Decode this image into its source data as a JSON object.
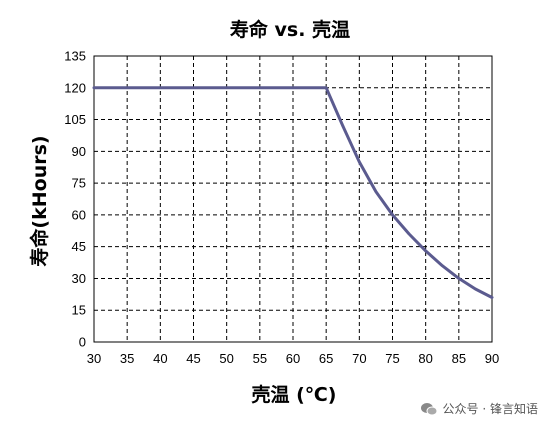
{
  "chart_data": {
    "type": "line",
    "title": "寿命 vs. 壳温",
    "xlabel": "壳温 (℃)",
    "ylabel": "寿命(kHours)",
    "xlim": [
      30,
      90
    ],
    "ylim": [
      0,
      135
    ],
    "xticks": [
      30,
      35,
      40,
      45,
      50,
      55,
      60,
      65,
      70,
      75,
      80,
      85,
      90
    ],
    "yticks": [
      0,
      15,
      30,
      45,
      60,
      75,
      90,
      105,
      120,
      135
    ],
    "grid": true,
    "line_color": "#5b5b8f",
    "series": [
      {
        "x": [
          30,
          65,
          67.5,
          70,
          72.5,
          75,
          77.5,
          80,
          82.5,
          85,
          87.5,
          90
        ],
        "y": [
          120,
          120,
          102,
          85,
          71,
          60,
          51,
          43,
          36,
          30,
          25,
          21
        ]
      }
    ]
  },
  "watermark": {
    "text": "公众号 · 锋言知语",
    "icon": "wechat-icon"
  }
}
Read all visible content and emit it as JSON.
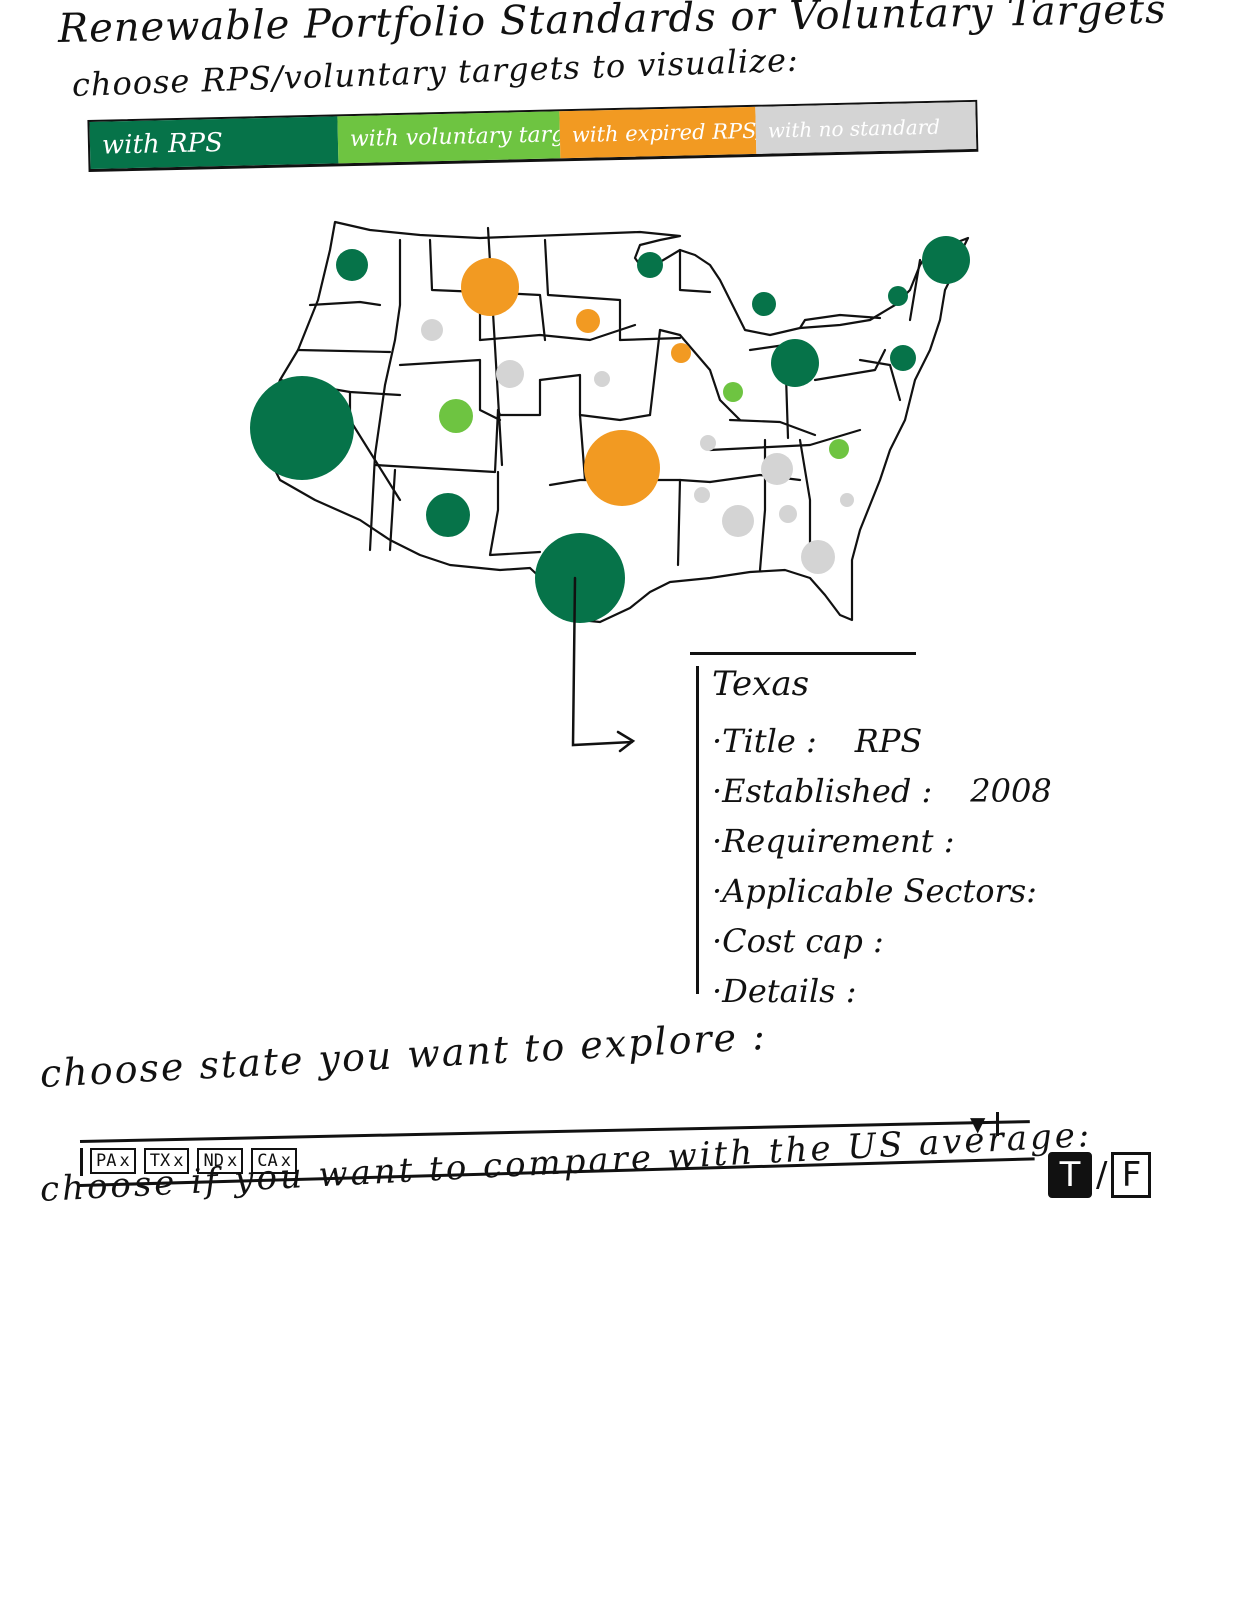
{
  "header": {
    "title": "Renewable Portfolio Standards or Voluntary Targets",
    "subtitle": "choose RPS/voluntary targets to visualize:"
  },
  "legend": {
    "items": [
      {
        "label": "with RPS",
        "color": "#067349"
      },
      {
        "label": "with voluntary targets",
        "color": "#6ec441"
      },
      {
        "label": "with expired RPS/CES",
        "color": "#f29a22"
      },
      {
        "label": "with no standard",
        "color": "#d4d4d4"
      }
    ]
  },
  "map": {
    "bubble_colors": {
      "rps": "#067349",
      "voluntary": "#6ec441",
      "expired": "#f29a22",
      "none": "#d4d4d4"
    }
  },
  "detail": {
    "state": "Texas",
    "fields": [
      {
        "label": "·Title :",
        "value": "RPS"
      },
      {
        "label": "·Established :",
        "value": "2008"
      },
      {
        "label": "·Requirement :",
        "value": ""
      },
      {
        "label": "·Applicable Sectors:",
        "value": ""
      },
      {
        "label": "·Cost cap :",
        "value": ""
      },
      {
        "label": "·Details :",
        "value": ""
      }
    ]
  },
  "state_picker": {
    "prompt": "choose state you want to explore :",
    "chips": [
      {
        "label": "PA",
        "remove": "x"
      },
      {
        "label": "TX",
        "remove": "x"
      },
      {
        "label": "ND",
        "remove": "x"
      },
      {
        "label": "CA",
        "remove": "x"
      }
    ]
  },
  "compare": {
    "prompt": "choose if you want to compare with the US average:",
    "true_label": "T",
    "separator": "/",
    "false_label": "F",
    "selected": "T"
  }
}
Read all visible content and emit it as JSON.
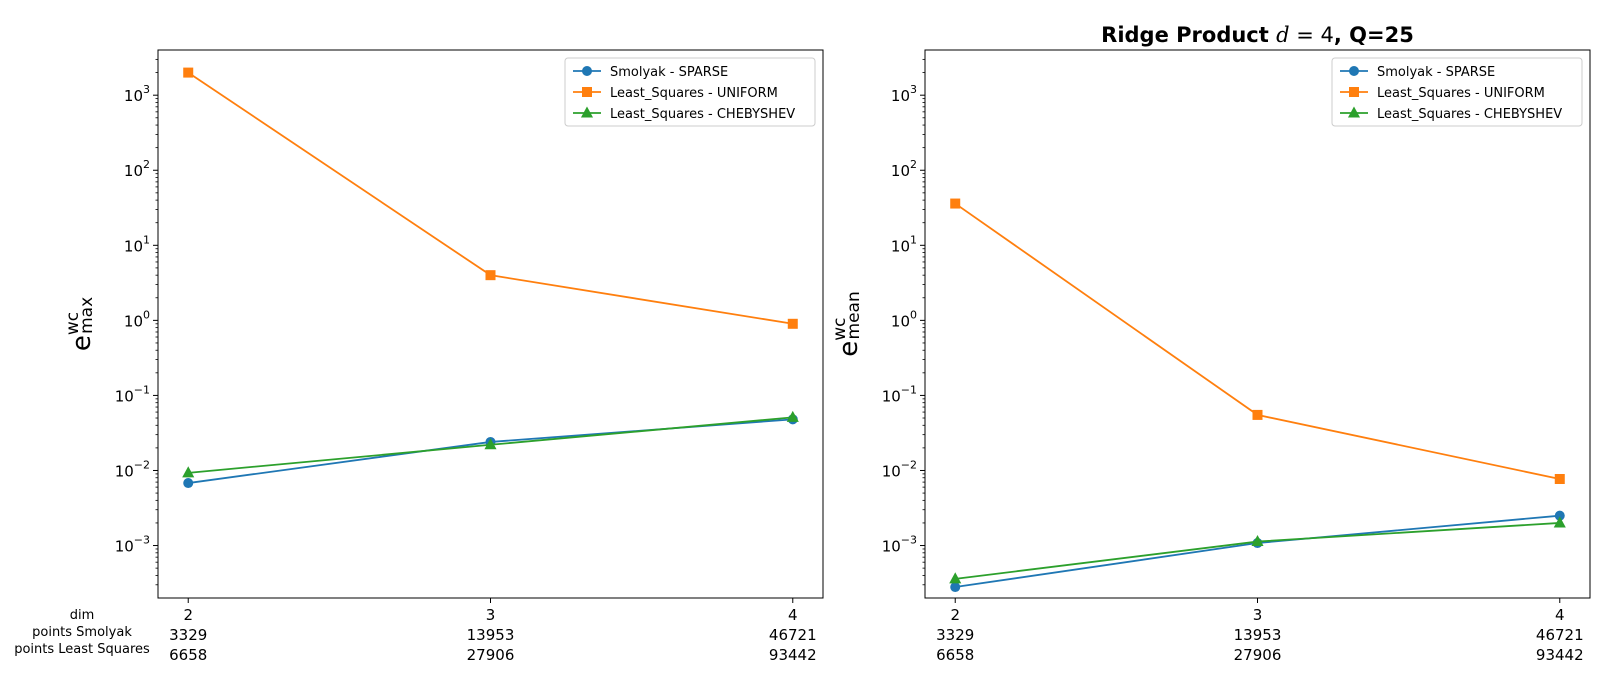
{
  "chart_data": [
    {
      "type": "line",
      "title": "",
      "ylabel": {
        "base": "e",
        "sup": "wc",
        "sub": "max"
      },
      "yscale": "log",
      "ylim": [
        0.0002,
        4000
      ],
      "yticks": [
        {
          "value": 0.001,
          "base": "10",
          "exp": "−3"
        },
        {
          "value": 0.01,
          "base": "10",
          "exp": "−2"
        },
        {
          "value": 0.1,
          "base": "10",
          "exp": "−1"
        },
        {
          "value": 1,
          "base": "10",
          "exp": "0"
        },
        {
          "value": 10,
          "base": "10",
          "exp": "1"
        },
        {
          "value": 100,
          "base": "10",
          "exp": "2"
        },
        {
          "value": 1000,
          "base": "10",
          "exp": "3"
        }
      ],
      "x": [
        2,
        3,
        4
      ],
      "xlim": [
        1.9,
        4.1
      ],
      "xtick_rows": [
        [
          "2",
          "3",
          "4"
        ],
        [
          "3329",
          "13953",
          "46721"
        ],
        [
          "6658",
          "27906",
          "93442"
        ]
      ],
      "row_headers": [
        "dim",
        "points Smolyak",
        "points Least Squares"
      ],
      "legend_loc": "upper right",
      "grid": false,
      "series": [
        {
          "name": "Smolyak - SPARSE",
          "color": "#1f77b4",
          "marker": "circle",
          "values": [
            0.0068,
            0.024,
            0.048
          ]
        },
        {
          "name": "Least_Squares - UNIFORM",
          "color": "#ff7f0e",
          "marker": "square",
          "values": [
            2000,
            4.0,
            0.9
          ]
        },
        {
          "name": "Least_Squares - CHEBYSHEV",
          "color": "#2ca02c",
          "marker": "triangle",
          "values": [
            0.0093,
            0.022,
            0.051
          ]
        }
      ]
    },
    {
      "type": "line",
      "title": "Ridge Product d = 4, Q=25",
      "title_parts": {
        "pre": "Ridge Product ",
        "var": "d",
        "eq": " = 4",
        "post": ", Q=25"
      },
      "ylabel": {
        "base": "e",
        "sup": "wc",
        "sub": "mean"
      },
      "yscale": "log",
      "ylim": [
        0.0002,
        4000
      ],
      "yticks": [
        {
          "value": 0.001,
          "base": "10",
          "exp": "−3"
        },
        {
          "value": 0.01,
          "base": "10",
          "exp": "−2"
        },
        {
          "value": 0.1,
          "base": "10",
          "exp": "−1"
        },
        {
          "value": 1,
          "base": "10",
          "exp": "0"
        },
        {
          "value": 10,
          "base": "10",
          "exp": "1"
        },
        {
          "value": 100,
          "base": "10",
          "exp": "2"
        },
        {
          "value": 1000,
          "base": "10",
          "exp": "3"
        }
      ],
      "x": [
        2,
        3,
        4
      ],
      "xlim": [
        1.9,
        4.1
      ],
      "xtick_rows": [
        [
          "2",
          "3",
          "4"
        ],
        [
          "3329",
          "13953",
          "46721"
        ],
        [
          "6658",
          "27906",
          "93442"
        ]
      ],
      "row_headers": [],
      "legend_loc": "upper right",
      "grid": false,
      "series": [
        {
          "name": "Smolyak - SPARSE",
          "color": "#1f77b4",
          "marker": "circle",
          "values": [
            0.00028,
            0.00108,
            0.0025
          ]
        },
        {
          "name": "Least_Squares - UNIFORM",
          "color": "#ff7f0e",
          "marker": "square",
          "values": [
            36,
            0.055,
            0.0077
          ]
        },
        {
          "name": "Least_Squares - CHEBYSHEV",
          "color": "#2ca02c",
          "marker": "triangle",
          "values": [
            0.00036,
            0.00113,
            0.002
          ]
        }
      ]
    }
  ]
}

====================

◆ Stated task
Set the listing down in full and exactly. Pictures within it should not appear in the copy.

◆ Final answer
Decode this image into its source data as a JSON object.
{
  "chart_data": {
    "type": "line",
    "title": "寿命 vs. 壳温",
    "xlabel": "壳温 (℃)",
    "ylabel": "寿命(kHours)",
    "xlim": [
      30,
      90
    ],
    "ylim": [
      0,
      135
    ],
    "xticks": [
      30,
      35,
      40,
      45,
      50,
      55,
      60,
      65,
      70,
      75,
      80,
      85,
      90
    ],
    "yticks": [
      0,
      15,
      30,
      45,
      60,
      75,
      90,
      105,
      120,
      135
    ],
    "grid": true,
    "line_color": "#5b5b8f",
    "series": [
      {
        "x": [
          30,
          65,
          67.5,
          70,
          72.5,
          75,
          77.5,
          80,
          82.5,
          85,
          87.5,
          90
        ],
        "y": [
          120,
          120,
          102,
          85,
          71,
          60,
          51,
          43,
          36,
          30,
          25,
          21
        ]
      }
    ]
  },
  "watermark": {
    "text": "公众号 · 锋言知语",
    "icon": "wechat-icon"
  }
}
Read all visible content and emit it as JSON.
{
  "header": {
    "title": "Renewable Portfolio Standards or Voluntary Targets",
    "subtitle": "choose RPS/voluntary targets to visualize:"
  },
  "legend": {
    "items": [
      {
        "label": "with RPS",
        "color": "#067349"
      },
      {
        "label": "with voluntary targets",
        "color": "#6ec441"
      },
      {
        "label": "with expired RPS/CES",
        "color": "#f29a22"
      },
      {
        "label": "with no standard",
        "color": "#d4d4d4"
      }
    ]
  },
  "map": {
    "bubble_colors": {
      "rps": "#067349",
      "voluntary": "#6ec441",
      "expired": "#f29a22",
      "none": "#d4d4d4"
    }
  },
  "detail": {
    "state": "Texas",
    "fields": [
      {
        "label": "·Title :",
        "value": "RPS"
      },
      {
        "label": "·Established :",
        "value": "2008"
      },
      {
        "label": "·Requirement :",
        "value": ""
      },
      {
        "label": "·Applicable Sectors:",
        "value": ""
      },
      {
        "label": "·Cost cap :",
        "value": ""
      },
      {
        "label": "·Details :",
        "value": ""
      }
    ]
  },
  "state_picker": {
    "prompt": "choose state you want to explore :",
    "chips": [
      {
        "label": "PA",
        "remove": "x"
      },
      {
        "label": "TX",
        "remove": "x"
      },
      {
        "label": "ND",
        "remove": "x"
      },
      {
        "label": "CA",
        "remove": "x"
      }
    ]
  },
  "compare": {
    "prompt": "choose if you want to compare with the US average:",
    "true_label": "T",
    "separator": "/",
    "false_label": "F",
    "selected": "T"
  }
}
Read all visible content and emit it as JSON.
{
  "chart_data": [
    {
      "type": "line",
      "title": "",
      "ylabel": {
        "base": "e",
        "sup": "wc",
        "sub": "max"
      },
      "yscale": "log",
      "ylim": [
        0.0002,
        4000
      ],
      "yticks": [
        {
          "value": 0.001,
          "base": "10",
          "exp": "−3"
        },
        {
          "value": 0.01,
          "base": "10",
          "exp": "−2"
        },
        {
          "value": 0.1,
          "base": "10",
          "exp": "−1"
        },
        {
          "value": 1,
          "base": "10",
          "exp": "0"
        },
        {
          "value": 10,
          "base": "10",
          "exp": "1"
        },
        {
          "value": 100,
          "base": "10",
          "exp": "2"
        },
        {
          "value": 1000,
          "base": "10",
          "exp": "3"
        }
      ],
      "x": [
        2,
        3,
        4
      ],
      "xlim": [
        1.9,
        4.1
      ],
      "xtick_rows": [
        [
          "2",
          "3",
          "4"
        ],
        [
          "3329",
          "13953",
          "46721"
        ],
        [
          "6658",
          "27906",
          "93442"
        ]
      ],
      "row_headers": [
        "dim",
        "points Smolyak",
        "points Least Squares"
      ],
      "legend_loc": "upper right",
      "grid": false,
      "series": [
        {
          "name": "Smolyak - SPARSE",
          "color": "#1f77b4",
          "marker": "circle",
          "values": [
            0.0068,
            0.024,
            0.048
          ]
        },
        {
          "name": "Least_Squares - UNIFORM",
          "color": "#ff7f0e",
          "marker": "square",
          "values": [
            2000,
            4.0,
            0.9
          ]
        },
        {
          "name": "Least_Squares - CHEBYSHEV",
          "color": "#2ca02c",
          "marker": "triangle",
          "values": [
            0.0093,
            0.022,
            0.051
          ]
        }
      ]
    },
    {
      "type": "line",
      "title": "Ridge Product d = 4, Q=25",
      "title_parts": {
        "pre": "Ridge Product ",
        "var": "d",
        "eq": " = 4",
        "post": ", Q=25"
      },
      "ylabel": {
        "base": "e",
        "sup": "wc",
        "sub": "mean"
      },
      "yscale": "log",
      "ylim": [
        0.0002,
        4000
      ],
      "yticks": [
        {
          "value": 0.001,
          "base": "10",
          "exp": "−3"
        },
        {
          "value": 0.01,
          "base": "10",
          "exp": "−2"
        },
        {
          "value": 0.1,
          "base": "10",
          "exp": "−1"
        },
        {
          "value": 1,
          "base": "10",
          "exp": "0"
        },
        {
          "value": 10,
          "base": "10",
          "exp": "1"
        },
        {
          "value": 100,
          "base": "10",
          "exp": "2"
        },
        {
          "value": 1000,
          "base": "10",
          "exp": "3"
        }
      ],
      "x": [
        2,
        3,
        4
      ],
      "xlim": [
        1.9,
        4.1
      ],
      "xtick_rows": [
        [
          "2",
          "3",
          "4"
        ],
        [
          "3329",
          "13953",
          "46721"
        ],
        [
          "6658",
          "27906",
          "93442"
        ]
      ],
      "row_headers": [],
      "legend_loc": "upper right",
      "grid": false,
      "series": [
        {
          "name": "Smolyak - SPARSE",
          "color": "#1f77b4",
          "marker": "circle",
          "values": [
            0.00028,
            0.00108,
            0.0025
          ]
        },
        {
          "name": "Least_Squares - UNIFORM",
          "color": "#ff7f0e",
          "marker": "square",
          "values": [
            36,
            0.055,
            0.0077
          ]
        },
        {
          "name": "Least_Squares - CHEBYSHEV",
          "color": "#2ca02c",
          "marker": "triangle",
          "values": [
            0.00036,
            0.00113,
            0.002
          ]
        }
      ]
    }
  ]
}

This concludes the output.